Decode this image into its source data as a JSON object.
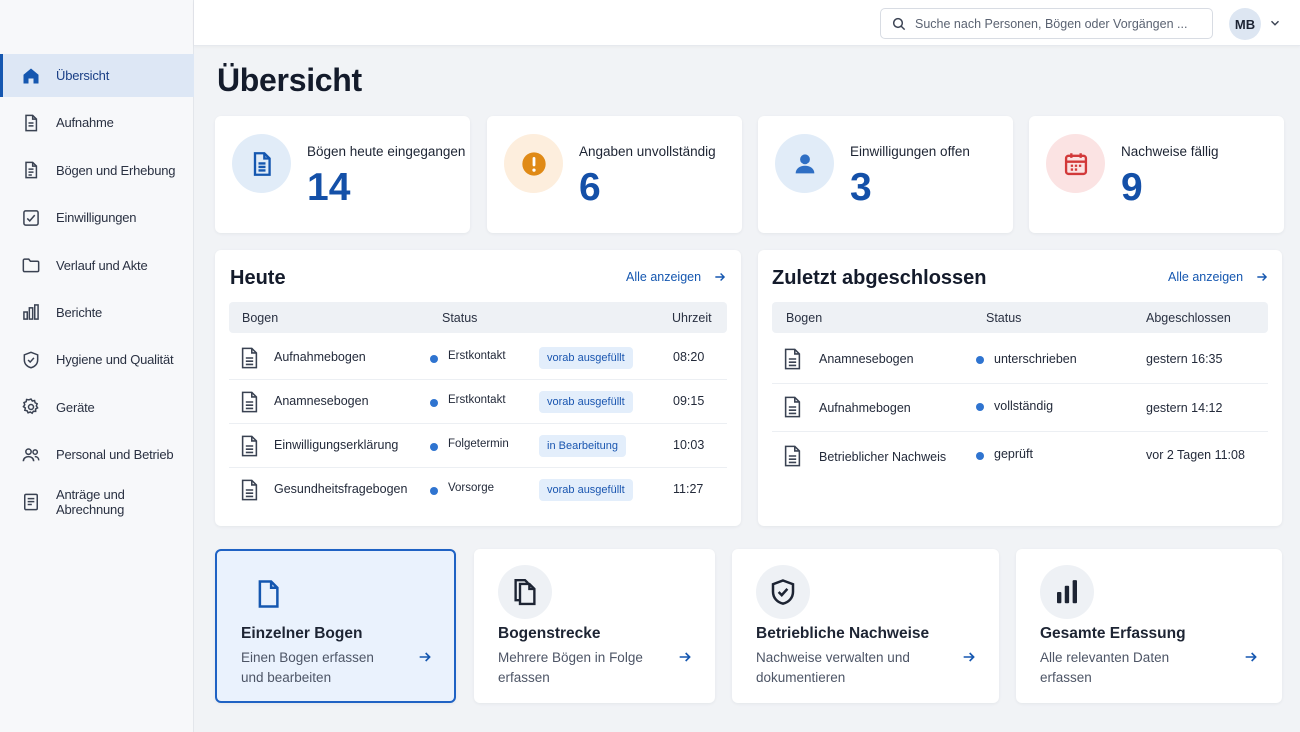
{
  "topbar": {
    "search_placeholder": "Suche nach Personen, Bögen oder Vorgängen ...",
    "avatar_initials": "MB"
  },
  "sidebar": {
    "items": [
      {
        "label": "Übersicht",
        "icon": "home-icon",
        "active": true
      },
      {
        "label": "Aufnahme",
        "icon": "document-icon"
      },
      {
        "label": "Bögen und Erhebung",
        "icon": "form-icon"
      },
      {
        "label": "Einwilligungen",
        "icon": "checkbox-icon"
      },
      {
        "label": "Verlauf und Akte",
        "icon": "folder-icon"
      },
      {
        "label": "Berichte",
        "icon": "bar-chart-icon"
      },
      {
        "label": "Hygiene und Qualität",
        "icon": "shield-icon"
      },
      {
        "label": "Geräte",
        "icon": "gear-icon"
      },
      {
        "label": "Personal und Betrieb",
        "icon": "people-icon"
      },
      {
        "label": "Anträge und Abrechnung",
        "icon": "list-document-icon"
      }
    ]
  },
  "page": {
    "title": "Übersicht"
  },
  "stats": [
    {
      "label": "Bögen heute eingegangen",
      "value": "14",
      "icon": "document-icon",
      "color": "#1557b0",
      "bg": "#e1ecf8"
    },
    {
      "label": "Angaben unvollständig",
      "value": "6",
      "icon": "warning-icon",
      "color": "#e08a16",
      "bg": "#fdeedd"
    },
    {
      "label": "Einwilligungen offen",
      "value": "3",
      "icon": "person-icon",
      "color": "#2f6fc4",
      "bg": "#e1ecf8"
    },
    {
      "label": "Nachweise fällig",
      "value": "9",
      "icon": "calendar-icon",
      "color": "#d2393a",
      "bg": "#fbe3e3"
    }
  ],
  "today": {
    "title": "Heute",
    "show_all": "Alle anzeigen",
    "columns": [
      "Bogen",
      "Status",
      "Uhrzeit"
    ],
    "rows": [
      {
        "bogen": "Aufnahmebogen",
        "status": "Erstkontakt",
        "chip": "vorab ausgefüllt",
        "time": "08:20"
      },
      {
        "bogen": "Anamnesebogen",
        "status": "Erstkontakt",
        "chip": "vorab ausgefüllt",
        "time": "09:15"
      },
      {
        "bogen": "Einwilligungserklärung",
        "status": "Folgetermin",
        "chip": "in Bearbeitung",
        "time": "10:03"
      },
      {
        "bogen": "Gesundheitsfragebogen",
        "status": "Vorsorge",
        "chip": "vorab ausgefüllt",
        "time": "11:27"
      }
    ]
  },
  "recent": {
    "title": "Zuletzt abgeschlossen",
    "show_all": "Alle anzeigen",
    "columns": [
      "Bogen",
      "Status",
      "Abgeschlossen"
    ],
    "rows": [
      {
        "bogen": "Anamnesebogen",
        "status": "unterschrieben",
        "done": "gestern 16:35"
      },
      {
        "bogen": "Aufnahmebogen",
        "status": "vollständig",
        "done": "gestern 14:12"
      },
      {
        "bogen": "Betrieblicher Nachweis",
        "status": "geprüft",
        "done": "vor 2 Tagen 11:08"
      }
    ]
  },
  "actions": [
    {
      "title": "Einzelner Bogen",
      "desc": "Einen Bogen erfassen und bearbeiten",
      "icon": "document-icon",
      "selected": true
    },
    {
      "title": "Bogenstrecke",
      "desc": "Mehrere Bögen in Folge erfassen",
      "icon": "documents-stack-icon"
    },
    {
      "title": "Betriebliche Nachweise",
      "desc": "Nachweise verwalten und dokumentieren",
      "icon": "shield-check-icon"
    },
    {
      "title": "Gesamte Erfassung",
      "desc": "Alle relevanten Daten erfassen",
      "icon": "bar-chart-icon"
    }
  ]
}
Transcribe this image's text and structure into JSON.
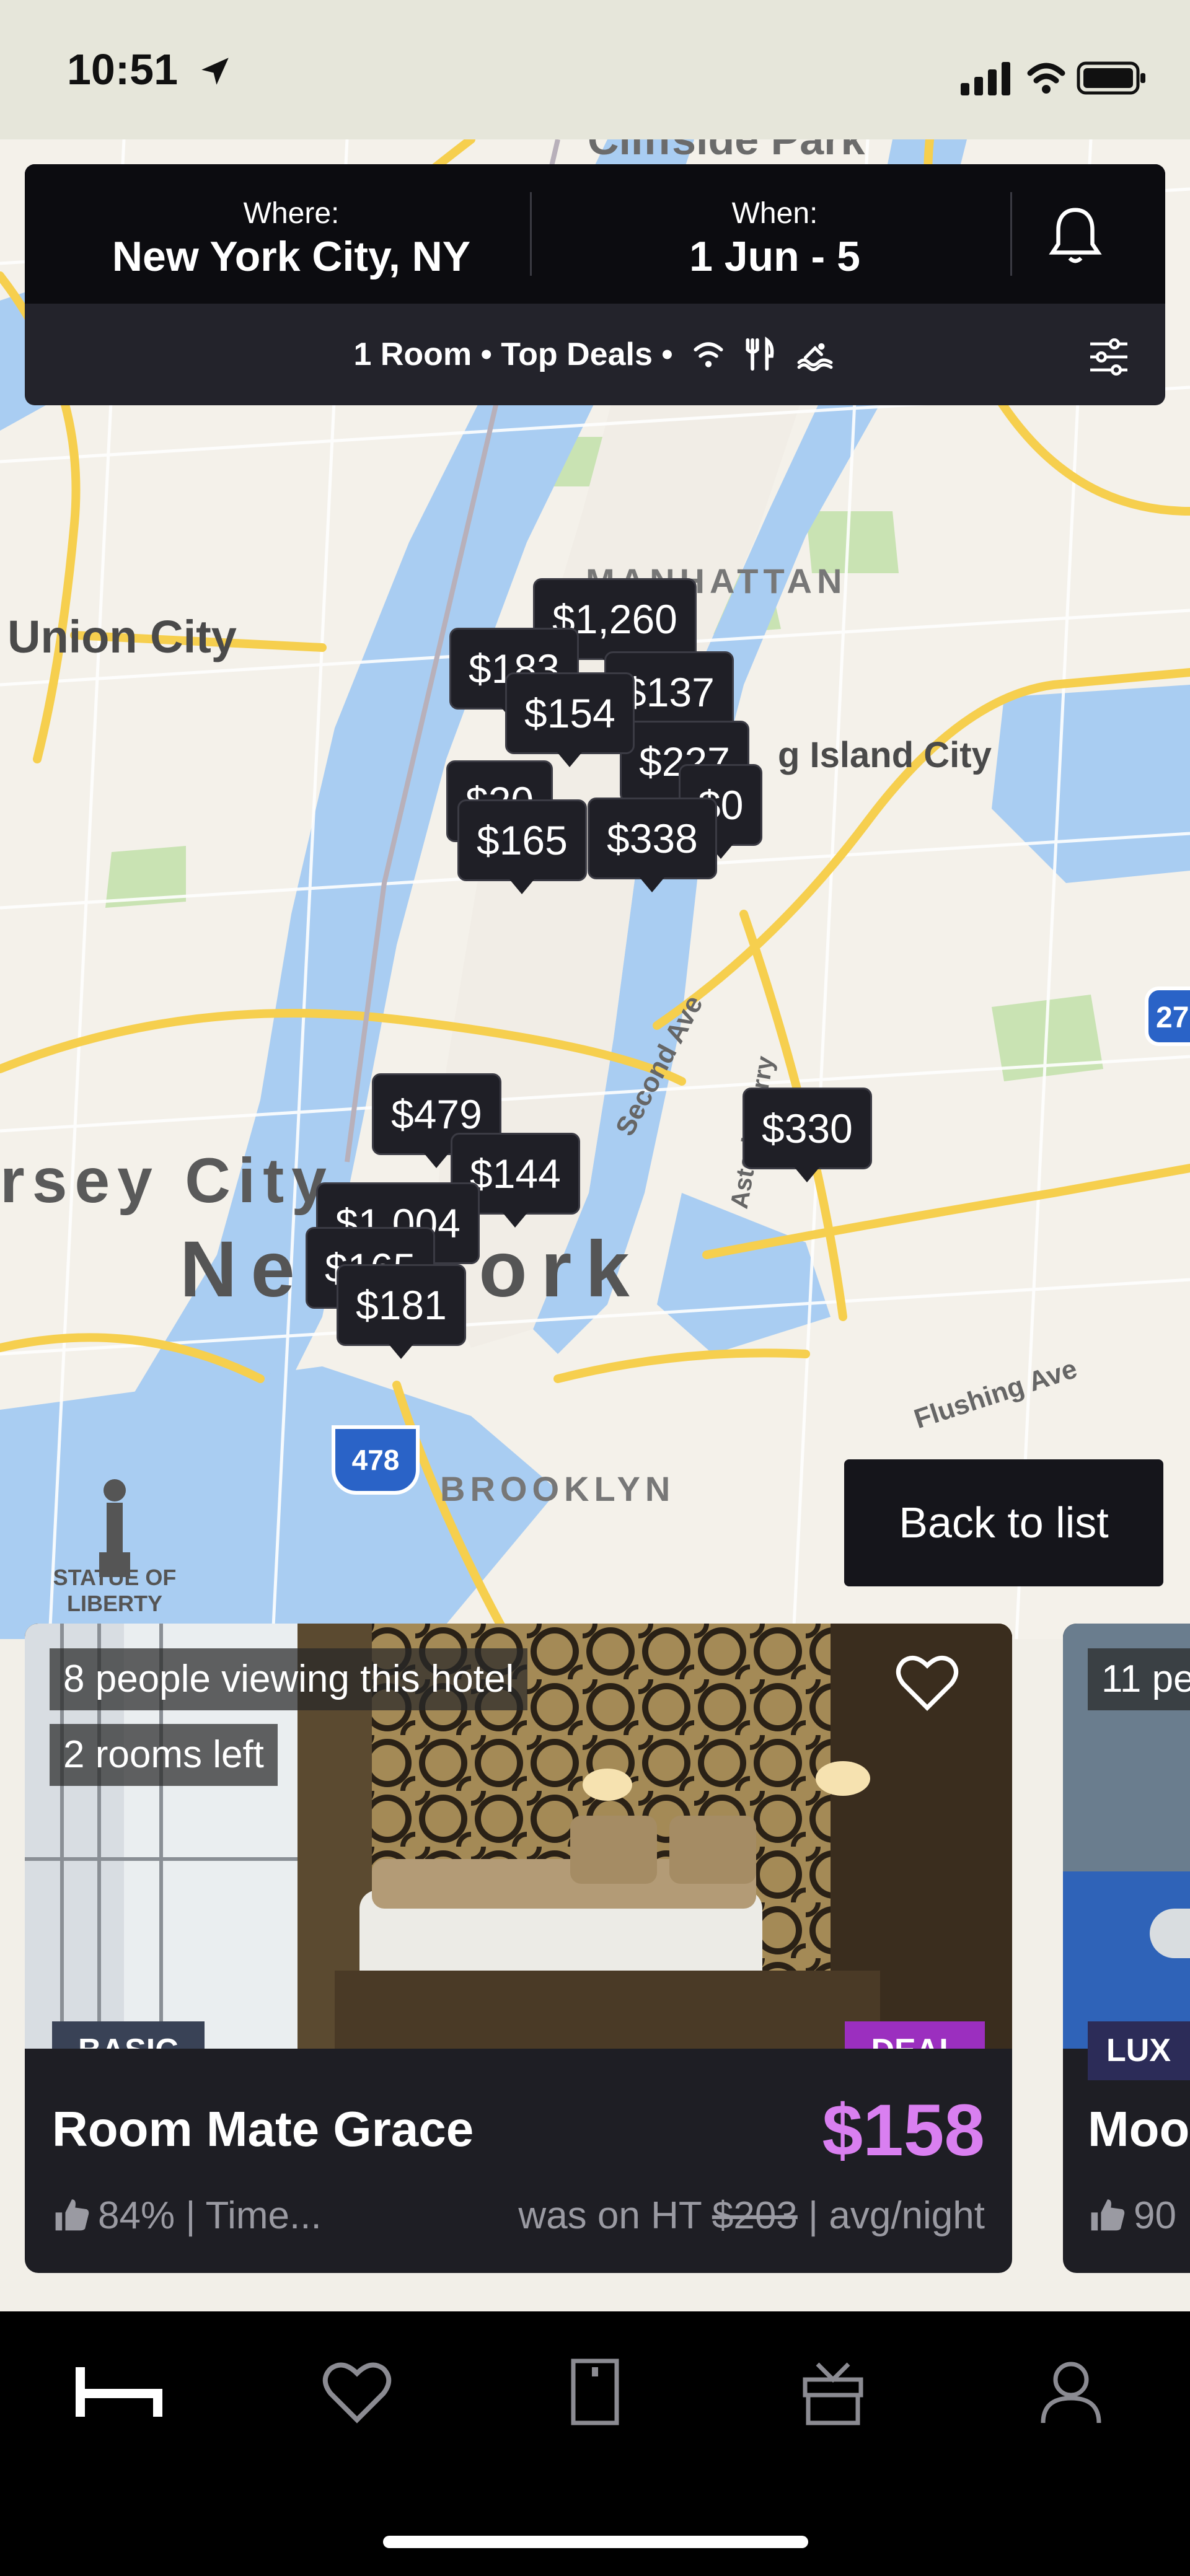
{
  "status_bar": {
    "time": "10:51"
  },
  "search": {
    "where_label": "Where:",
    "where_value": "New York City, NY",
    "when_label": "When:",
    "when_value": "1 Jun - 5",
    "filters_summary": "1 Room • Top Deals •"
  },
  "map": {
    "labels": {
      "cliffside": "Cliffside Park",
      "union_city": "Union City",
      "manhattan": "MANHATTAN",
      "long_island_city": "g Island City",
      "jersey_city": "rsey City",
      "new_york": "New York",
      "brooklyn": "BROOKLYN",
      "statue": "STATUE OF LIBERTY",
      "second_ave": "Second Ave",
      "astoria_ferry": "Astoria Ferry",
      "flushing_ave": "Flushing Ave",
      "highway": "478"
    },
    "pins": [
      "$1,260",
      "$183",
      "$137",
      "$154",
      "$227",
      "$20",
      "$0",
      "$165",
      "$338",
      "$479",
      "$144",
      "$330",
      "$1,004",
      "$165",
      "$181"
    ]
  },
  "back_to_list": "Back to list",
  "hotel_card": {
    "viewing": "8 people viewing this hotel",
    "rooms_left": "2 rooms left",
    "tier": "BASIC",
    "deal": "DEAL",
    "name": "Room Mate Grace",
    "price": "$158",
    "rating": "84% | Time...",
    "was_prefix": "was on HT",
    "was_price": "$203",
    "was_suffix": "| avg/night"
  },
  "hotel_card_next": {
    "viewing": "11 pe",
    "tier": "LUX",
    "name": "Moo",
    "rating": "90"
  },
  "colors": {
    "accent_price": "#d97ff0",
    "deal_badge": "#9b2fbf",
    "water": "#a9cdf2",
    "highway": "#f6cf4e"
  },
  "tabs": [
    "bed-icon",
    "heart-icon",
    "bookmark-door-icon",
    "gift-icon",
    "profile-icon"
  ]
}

***

■ TASK DESCRIPTION ■
List the lines of the records where "title" occurs.

■ ANSWER TO THIS TASK ■
    "title": "Übersicht"
    "title": "Heute",
    "title": "Zuletzt abgeschlossen",
      "title": "Einzelner Bogen",
      "title": "Bogenstrecke",
      "title": "Betriebliche Nachweise",
      "title": "Gesamte Erfassung",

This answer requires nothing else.